Task instructions —
Return every record below exactly as written, omitting any pictures.

— START Dataset —

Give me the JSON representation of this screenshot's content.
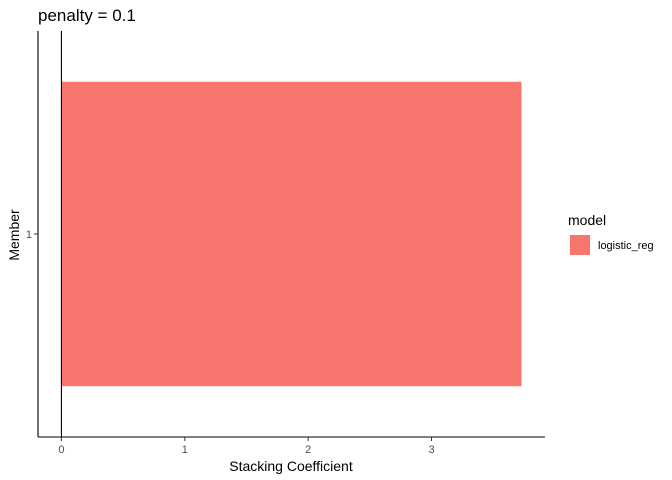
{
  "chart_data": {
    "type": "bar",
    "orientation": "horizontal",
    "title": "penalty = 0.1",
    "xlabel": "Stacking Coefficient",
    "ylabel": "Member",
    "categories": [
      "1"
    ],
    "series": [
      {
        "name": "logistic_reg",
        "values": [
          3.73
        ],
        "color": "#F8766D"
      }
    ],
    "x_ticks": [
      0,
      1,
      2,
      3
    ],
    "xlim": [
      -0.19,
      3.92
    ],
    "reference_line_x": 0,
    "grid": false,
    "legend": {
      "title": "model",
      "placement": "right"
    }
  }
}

— END Dataset —

Expected answer —
Give me the JSON representation of this screenshot's content.
{
  "chart_data": {
    "type": "bar",
    "orientation": "horizontal",
    "title": "penalty = 0.1",
    "xlabel": "Stacking Coefficient",
    "ylabel": "Member",
    "categories": [
      "1"
    ],
    "series": [
      {
        "name": "logistic_reg",
        "values": [
          3.73
        ],
        "color": "#F8766D"
      }
    ],
    "x_ticks": [
      0,
      1,
      2,
      3
    ],
    "xlim": [
      -0.19,
      3.92
    ],
    "reference_line_x": 0,
    "grid": false,
    "legend": {
      "title": "model",
      "placement": "right"
    }
  }
}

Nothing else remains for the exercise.